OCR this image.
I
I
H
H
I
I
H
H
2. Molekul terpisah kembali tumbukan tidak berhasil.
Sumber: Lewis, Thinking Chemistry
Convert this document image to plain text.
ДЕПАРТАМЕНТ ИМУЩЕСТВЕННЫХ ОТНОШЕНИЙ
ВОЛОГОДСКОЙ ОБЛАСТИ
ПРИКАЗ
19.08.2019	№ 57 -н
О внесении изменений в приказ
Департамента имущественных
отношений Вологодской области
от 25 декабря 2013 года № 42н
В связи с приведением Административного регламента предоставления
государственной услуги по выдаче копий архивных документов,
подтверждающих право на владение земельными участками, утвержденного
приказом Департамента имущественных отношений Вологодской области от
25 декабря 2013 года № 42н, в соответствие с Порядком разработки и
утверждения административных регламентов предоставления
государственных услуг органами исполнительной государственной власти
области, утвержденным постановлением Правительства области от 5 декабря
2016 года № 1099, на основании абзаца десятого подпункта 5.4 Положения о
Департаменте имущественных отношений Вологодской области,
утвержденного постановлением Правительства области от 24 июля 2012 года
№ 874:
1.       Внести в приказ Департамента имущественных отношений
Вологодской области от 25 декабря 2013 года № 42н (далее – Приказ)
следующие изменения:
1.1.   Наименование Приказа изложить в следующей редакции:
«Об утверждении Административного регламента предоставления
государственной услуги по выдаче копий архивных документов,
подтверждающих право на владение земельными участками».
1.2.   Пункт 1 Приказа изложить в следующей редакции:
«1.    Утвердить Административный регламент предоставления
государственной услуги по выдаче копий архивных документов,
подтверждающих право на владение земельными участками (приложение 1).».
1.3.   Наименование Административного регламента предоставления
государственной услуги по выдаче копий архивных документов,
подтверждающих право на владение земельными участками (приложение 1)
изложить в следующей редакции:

WORK TO BE COMPLETED
Write out the whole listing exactly.

RESPONSE TO THE EXERCISE
OCR this image.
I
I
H
H
I
I
H
H
2. Molekul terpisah kembali tumbukan tidak berhasil.
Sumber: Lewis, Thinking Chemistry
Convert this document image to plain text.
ДЕПАРТАМЕНТ ИМУЩЕСТВЕННЫХ ОТНОШЕНИЙ
ВОЛОГОДСКОЙ ОБЛАСТИ
ПРИКАЗ
19.08.2019	№ 57 -н
О внесении изменений в приказ
Департамента имущественных
отношений Вологодской области
от 25 декабря 2013 года № 42н
В связи с приведением Административного регламента предоставления
государственной услуги по выдаче копий архивных документов,
подтверждающих право на владение земельными участками, утвержденного
приказом Департамента имущественных отношений Вологодской области от
25 декабря 2013 года № 42н, в соответствие с Порядком разработки и
утверждения административных регламентов предоставления
государственных услуг органами исполнительной государственной власти
области, утвержденным постановлением Правительства области от 5 декабря
2016 года № 1099, на основании абзаца десятого подпункта 5.4 Положения о
Департаменте имущественных отношений Вологодской области,
утвержденного постановлением Правительства области от 24 июля 2012 года
№ 874:
1.       Внести в приказ Департамента имущественных отношений
Вологодской области от 25 декабря 2013 года № 42н (далее – Приказ)
следующие изменения:
1.1.   Наименование Приказа изложить в следующей редакции:
«Об утверждении Административного регламента предоставления
государственной услуги по выдаче копий архивных документов,
подтверждающих право на владение земельными участками».
1.2.   Пункт 1 Приказа изложить в следующей редакции:
«1.    Утвердить Административный регламент предоставления
государственной услуги по выдаче копий архивных документов,
подтверждающих право на владение земельными участками (приложение 1).».
1.3.   Наименование Административного регламента предоставления
государственной услуги по выдаче копий архивных документов,
подтверждающих право на владение земельными участками (приложение 1)
изложить в следующей редакции:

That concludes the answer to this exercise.